- **WORK TO DO**:
Pick out every line of the entries below where "Contact" occurs, and copy those lines.

- **GIVEN INFORMATION**:
-- begin --

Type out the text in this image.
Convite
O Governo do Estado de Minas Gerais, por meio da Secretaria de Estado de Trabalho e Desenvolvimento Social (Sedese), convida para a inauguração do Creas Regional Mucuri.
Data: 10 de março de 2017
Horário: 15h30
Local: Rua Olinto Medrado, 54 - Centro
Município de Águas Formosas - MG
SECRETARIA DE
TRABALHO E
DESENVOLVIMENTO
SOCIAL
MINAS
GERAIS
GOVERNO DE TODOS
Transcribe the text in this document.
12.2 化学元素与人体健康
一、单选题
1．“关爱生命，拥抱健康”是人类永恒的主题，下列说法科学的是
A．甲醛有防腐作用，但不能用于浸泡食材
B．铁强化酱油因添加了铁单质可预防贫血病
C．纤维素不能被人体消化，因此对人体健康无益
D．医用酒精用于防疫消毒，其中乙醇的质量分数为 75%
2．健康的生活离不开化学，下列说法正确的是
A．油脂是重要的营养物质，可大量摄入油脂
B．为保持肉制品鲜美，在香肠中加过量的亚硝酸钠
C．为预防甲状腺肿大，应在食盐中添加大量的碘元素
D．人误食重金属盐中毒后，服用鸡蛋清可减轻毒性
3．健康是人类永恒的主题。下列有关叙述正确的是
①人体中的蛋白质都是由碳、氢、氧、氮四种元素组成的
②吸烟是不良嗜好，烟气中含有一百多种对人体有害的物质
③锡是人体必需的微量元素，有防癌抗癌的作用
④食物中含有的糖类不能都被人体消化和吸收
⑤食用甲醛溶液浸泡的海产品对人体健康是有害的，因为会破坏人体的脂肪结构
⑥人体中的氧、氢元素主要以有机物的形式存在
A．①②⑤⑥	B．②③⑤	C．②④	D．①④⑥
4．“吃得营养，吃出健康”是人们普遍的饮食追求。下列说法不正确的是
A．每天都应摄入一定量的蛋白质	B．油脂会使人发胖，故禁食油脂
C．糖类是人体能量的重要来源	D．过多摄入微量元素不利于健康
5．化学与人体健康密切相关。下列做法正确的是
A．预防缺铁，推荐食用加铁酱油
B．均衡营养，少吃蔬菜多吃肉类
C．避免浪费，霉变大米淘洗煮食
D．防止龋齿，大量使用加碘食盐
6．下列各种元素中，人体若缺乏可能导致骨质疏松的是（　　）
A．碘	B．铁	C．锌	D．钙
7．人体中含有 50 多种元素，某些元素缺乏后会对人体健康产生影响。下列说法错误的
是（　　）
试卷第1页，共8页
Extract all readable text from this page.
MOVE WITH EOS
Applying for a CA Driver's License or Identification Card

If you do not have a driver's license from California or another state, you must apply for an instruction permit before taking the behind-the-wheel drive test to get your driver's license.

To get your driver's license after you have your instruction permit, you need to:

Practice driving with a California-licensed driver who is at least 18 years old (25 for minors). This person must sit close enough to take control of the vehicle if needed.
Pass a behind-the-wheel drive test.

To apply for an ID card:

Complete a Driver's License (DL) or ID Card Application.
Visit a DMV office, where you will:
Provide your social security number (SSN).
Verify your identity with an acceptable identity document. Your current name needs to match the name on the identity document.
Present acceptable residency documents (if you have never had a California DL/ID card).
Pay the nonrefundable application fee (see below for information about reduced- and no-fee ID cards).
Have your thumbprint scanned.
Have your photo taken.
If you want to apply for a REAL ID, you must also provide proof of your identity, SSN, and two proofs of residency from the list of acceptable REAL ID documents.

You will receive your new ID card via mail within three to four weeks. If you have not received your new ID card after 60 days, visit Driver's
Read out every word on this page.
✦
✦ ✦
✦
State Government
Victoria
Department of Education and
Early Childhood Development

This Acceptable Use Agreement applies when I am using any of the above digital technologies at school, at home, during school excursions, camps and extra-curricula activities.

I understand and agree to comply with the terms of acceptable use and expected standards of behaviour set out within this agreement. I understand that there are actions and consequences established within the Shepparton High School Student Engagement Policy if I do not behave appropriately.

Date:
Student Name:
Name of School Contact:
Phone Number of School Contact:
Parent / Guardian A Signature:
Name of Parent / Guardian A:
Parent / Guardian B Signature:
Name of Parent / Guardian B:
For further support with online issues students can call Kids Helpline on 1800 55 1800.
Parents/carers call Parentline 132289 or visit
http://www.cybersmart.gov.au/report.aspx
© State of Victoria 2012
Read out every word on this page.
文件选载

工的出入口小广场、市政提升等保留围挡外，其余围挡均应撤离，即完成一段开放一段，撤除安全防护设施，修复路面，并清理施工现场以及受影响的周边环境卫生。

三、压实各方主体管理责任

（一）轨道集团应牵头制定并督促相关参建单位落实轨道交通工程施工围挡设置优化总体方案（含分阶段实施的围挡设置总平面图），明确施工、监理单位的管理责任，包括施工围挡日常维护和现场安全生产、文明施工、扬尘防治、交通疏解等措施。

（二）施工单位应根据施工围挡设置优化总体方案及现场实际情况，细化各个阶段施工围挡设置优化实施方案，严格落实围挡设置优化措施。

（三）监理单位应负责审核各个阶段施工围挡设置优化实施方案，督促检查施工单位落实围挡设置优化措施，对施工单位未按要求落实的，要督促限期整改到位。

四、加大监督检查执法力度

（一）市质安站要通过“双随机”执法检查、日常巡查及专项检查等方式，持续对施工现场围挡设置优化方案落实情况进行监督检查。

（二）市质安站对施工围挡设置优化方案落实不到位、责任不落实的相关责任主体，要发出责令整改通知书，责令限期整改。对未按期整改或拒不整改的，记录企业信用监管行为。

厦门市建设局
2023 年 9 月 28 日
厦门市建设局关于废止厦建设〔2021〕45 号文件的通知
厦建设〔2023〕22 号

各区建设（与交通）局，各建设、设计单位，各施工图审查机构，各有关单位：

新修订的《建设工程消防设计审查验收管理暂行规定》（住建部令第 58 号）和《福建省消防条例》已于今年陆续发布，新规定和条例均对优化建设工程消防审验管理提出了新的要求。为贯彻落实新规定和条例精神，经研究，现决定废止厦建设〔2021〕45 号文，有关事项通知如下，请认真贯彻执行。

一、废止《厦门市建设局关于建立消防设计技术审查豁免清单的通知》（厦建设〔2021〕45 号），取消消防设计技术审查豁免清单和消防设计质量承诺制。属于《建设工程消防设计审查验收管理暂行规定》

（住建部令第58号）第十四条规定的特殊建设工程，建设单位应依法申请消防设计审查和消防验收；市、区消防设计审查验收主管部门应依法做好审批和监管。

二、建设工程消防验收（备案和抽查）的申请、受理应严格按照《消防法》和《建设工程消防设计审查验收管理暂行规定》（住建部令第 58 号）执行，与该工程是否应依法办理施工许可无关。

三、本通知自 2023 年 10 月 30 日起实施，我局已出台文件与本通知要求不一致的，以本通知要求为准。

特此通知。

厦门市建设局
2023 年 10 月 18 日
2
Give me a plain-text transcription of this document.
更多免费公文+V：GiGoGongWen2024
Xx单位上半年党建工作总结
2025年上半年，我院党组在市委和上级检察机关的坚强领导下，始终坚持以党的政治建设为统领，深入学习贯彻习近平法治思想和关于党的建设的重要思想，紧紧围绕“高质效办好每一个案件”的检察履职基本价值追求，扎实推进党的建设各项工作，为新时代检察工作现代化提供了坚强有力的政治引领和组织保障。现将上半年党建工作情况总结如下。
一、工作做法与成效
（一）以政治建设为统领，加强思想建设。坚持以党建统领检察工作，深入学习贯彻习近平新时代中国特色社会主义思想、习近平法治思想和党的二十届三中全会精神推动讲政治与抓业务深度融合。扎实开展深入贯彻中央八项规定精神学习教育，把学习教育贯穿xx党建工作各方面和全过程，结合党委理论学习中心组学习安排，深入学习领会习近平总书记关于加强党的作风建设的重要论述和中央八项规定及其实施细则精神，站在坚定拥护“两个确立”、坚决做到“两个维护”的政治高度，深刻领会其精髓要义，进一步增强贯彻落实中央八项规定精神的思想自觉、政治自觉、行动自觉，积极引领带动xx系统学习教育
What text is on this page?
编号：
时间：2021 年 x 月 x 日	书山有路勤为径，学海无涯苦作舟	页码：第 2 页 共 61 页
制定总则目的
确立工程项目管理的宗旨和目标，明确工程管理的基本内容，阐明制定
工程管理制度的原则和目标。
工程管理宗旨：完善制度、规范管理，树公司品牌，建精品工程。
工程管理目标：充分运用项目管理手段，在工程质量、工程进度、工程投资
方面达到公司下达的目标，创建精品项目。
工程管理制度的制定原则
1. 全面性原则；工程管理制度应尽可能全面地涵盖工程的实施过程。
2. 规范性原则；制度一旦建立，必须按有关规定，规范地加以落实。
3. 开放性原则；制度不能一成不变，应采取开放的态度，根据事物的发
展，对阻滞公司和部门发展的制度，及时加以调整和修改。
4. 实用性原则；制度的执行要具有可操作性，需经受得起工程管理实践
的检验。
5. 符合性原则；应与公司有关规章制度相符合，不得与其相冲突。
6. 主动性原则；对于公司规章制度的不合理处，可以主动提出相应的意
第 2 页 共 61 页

-- end --

- **WORKED ANSWER**:
Name of School Contact:
Phone Number of School Contact:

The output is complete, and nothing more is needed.